[TO DO]
Pull each line holding the word "index" from the data.

[DATASET CONTENT]

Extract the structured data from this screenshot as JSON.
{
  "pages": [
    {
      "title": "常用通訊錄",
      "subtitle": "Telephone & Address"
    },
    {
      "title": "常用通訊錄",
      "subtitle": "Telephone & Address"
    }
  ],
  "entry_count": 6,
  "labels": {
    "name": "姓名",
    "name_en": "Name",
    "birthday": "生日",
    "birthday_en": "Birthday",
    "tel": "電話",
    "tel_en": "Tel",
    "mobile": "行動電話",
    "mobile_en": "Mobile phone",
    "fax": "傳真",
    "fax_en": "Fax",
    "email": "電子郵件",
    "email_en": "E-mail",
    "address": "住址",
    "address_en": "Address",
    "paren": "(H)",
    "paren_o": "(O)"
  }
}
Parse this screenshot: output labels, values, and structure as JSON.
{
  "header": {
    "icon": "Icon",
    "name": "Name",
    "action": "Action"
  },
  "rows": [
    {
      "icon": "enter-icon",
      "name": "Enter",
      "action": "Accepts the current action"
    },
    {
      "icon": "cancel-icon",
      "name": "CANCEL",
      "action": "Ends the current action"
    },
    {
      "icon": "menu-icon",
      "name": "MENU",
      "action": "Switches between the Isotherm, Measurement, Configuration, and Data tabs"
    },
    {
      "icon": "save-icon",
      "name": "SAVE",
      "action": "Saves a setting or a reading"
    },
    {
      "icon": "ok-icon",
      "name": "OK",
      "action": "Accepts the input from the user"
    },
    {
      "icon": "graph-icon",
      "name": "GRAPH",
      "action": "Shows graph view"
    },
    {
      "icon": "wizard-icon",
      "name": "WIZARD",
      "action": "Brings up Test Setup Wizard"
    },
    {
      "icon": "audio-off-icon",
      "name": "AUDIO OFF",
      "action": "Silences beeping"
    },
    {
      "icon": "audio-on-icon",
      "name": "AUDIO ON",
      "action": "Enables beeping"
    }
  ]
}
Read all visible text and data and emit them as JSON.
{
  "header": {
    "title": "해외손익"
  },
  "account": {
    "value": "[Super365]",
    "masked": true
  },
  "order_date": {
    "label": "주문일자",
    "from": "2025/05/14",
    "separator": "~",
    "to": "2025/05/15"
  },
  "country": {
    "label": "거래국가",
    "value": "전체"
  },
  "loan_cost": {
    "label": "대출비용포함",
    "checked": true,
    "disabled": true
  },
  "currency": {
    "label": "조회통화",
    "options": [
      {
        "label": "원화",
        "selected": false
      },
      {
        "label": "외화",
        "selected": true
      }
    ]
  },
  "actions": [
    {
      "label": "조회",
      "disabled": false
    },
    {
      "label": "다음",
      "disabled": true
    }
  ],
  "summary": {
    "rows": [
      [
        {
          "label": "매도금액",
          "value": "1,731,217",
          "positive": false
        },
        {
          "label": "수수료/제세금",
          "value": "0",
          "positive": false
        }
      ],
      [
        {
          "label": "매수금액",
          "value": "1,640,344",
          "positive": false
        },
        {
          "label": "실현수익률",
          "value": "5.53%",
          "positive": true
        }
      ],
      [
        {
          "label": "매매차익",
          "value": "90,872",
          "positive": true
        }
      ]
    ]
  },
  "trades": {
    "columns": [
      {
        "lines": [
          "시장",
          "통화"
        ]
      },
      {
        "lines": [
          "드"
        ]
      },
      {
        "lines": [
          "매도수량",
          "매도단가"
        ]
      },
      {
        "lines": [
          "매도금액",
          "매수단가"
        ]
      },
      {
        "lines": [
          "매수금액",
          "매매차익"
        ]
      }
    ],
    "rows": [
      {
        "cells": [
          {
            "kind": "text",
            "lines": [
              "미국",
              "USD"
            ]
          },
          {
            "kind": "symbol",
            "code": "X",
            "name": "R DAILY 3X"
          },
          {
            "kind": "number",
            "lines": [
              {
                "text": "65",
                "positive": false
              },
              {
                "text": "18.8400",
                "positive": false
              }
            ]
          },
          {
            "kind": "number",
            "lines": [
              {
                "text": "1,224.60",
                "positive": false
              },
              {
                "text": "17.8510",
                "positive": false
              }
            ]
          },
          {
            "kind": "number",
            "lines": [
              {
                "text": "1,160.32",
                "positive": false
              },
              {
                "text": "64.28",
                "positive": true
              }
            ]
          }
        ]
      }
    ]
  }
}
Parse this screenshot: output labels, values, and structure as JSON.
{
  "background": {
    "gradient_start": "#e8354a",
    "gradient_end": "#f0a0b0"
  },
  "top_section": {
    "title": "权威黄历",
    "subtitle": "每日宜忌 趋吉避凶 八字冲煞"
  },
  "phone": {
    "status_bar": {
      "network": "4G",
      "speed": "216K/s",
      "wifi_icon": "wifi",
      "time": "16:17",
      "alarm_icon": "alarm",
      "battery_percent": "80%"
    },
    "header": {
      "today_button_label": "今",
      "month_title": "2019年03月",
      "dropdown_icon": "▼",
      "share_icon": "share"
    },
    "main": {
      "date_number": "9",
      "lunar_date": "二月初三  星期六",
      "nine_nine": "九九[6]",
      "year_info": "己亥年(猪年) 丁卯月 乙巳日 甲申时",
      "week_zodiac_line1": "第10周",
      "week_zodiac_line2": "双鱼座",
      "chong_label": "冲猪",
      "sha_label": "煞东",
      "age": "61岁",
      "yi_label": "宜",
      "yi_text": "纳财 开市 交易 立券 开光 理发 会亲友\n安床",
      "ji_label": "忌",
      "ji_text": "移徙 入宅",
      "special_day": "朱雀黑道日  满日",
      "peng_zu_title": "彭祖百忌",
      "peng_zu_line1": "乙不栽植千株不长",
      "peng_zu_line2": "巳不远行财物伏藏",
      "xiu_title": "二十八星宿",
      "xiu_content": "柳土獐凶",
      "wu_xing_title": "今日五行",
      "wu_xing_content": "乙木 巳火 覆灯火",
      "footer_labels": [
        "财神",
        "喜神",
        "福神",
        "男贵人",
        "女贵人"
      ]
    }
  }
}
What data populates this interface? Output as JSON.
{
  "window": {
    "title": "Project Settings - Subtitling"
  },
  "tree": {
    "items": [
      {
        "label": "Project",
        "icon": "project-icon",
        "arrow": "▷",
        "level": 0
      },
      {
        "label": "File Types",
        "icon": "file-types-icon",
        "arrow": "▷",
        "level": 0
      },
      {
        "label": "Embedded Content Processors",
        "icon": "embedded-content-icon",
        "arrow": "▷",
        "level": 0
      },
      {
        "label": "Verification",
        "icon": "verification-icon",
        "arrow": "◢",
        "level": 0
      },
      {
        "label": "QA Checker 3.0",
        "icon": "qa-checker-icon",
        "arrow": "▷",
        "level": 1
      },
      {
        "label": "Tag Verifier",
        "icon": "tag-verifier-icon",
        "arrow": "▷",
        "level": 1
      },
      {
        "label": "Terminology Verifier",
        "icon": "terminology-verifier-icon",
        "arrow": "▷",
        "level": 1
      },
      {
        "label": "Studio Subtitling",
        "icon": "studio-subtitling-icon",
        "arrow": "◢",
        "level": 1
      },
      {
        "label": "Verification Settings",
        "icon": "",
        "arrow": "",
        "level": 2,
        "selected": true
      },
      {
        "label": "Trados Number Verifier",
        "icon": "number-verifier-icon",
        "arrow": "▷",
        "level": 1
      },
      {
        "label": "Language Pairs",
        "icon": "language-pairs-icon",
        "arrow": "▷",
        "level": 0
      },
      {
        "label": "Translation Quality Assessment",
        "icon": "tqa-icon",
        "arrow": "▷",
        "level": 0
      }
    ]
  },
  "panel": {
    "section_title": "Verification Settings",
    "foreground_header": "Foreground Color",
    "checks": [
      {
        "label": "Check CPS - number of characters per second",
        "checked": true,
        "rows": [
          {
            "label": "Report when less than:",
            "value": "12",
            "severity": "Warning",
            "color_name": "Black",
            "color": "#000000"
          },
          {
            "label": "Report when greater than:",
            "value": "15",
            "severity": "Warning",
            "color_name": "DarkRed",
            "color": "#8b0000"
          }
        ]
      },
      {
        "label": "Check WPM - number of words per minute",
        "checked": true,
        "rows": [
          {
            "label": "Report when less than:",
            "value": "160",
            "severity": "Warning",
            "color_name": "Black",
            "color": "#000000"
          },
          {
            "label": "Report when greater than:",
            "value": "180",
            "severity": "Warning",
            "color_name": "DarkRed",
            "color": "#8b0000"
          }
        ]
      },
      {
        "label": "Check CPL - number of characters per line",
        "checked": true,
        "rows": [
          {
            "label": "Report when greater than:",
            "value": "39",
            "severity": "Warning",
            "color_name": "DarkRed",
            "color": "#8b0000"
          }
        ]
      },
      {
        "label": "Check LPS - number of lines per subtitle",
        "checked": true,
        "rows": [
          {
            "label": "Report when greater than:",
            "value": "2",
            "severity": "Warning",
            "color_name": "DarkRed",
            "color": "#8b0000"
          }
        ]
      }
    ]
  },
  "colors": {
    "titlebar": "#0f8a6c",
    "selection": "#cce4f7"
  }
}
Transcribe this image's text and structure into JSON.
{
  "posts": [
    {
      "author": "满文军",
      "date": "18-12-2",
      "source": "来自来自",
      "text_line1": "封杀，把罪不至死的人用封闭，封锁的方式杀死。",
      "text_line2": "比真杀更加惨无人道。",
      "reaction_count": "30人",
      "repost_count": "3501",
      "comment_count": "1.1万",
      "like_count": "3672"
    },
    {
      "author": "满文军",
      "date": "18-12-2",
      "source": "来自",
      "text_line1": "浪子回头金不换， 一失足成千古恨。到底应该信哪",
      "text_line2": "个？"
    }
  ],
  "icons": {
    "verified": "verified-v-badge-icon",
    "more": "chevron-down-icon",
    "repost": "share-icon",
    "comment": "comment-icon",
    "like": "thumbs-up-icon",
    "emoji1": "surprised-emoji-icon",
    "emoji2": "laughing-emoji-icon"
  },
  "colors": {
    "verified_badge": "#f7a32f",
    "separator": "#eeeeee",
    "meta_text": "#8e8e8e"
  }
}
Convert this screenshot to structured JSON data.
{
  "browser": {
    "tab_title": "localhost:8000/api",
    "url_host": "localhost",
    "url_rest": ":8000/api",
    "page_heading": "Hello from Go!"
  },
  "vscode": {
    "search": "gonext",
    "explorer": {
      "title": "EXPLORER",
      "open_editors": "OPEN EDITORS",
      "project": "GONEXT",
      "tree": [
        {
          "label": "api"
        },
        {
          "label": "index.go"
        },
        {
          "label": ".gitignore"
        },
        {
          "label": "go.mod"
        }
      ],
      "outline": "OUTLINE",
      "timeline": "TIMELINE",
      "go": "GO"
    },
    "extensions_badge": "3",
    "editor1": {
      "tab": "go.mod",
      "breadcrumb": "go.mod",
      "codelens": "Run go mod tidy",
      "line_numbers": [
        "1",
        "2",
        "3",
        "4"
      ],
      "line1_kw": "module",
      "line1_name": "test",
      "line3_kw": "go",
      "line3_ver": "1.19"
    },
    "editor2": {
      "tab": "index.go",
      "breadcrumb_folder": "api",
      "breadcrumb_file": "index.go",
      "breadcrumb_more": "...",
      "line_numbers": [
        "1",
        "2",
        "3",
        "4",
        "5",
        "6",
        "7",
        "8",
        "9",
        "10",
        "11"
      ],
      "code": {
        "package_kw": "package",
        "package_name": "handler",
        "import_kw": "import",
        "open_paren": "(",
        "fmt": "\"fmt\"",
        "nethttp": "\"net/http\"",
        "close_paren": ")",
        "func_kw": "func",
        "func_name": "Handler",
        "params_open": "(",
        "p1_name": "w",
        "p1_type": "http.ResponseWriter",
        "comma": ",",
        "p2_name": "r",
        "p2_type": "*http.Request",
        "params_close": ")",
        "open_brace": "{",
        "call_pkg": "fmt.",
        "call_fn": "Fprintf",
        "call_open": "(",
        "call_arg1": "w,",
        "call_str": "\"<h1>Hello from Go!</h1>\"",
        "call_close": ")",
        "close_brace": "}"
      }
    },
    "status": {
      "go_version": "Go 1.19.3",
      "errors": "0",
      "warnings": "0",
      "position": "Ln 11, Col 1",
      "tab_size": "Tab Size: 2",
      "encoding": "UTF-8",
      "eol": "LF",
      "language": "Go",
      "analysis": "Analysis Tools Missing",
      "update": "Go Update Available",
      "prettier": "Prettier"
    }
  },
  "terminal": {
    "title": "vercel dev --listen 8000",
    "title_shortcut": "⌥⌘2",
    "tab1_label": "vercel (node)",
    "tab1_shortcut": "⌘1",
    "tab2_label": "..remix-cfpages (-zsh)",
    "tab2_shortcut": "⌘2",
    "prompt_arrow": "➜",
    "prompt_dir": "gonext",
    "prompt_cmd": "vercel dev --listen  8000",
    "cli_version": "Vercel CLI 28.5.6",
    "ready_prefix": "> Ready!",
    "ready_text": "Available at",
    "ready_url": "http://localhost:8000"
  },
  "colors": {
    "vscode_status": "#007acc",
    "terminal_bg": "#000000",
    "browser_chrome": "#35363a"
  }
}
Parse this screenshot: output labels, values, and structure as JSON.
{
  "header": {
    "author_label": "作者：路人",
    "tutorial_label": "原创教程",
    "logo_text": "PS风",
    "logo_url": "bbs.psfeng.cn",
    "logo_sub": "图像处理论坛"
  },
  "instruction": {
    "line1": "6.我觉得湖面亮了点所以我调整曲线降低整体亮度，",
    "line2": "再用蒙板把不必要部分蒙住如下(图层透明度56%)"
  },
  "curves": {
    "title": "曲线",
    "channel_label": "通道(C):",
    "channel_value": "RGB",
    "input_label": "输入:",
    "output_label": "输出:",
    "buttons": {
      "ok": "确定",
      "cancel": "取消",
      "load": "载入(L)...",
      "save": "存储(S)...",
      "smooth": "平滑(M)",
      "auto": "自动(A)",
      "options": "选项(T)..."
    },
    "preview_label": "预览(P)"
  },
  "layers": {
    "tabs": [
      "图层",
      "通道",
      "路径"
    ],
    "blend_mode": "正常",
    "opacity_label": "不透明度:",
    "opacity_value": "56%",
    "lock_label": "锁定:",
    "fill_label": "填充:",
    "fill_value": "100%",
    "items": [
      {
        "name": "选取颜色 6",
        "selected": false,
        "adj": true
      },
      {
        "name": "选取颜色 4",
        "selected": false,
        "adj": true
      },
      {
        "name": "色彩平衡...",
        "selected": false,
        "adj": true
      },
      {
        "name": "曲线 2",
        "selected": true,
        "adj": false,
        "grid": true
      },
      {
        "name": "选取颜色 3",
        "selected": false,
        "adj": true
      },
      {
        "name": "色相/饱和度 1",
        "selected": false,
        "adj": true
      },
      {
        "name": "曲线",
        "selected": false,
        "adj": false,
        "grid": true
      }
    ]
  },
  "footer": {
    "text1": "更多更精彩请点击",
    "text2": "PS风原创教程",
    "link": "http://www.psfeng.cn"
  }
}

[SOLUTION FOR THIS TASK]
          "label": "index.go"
      "tab": "index.go",
      "breadcrumb_file": "index.go",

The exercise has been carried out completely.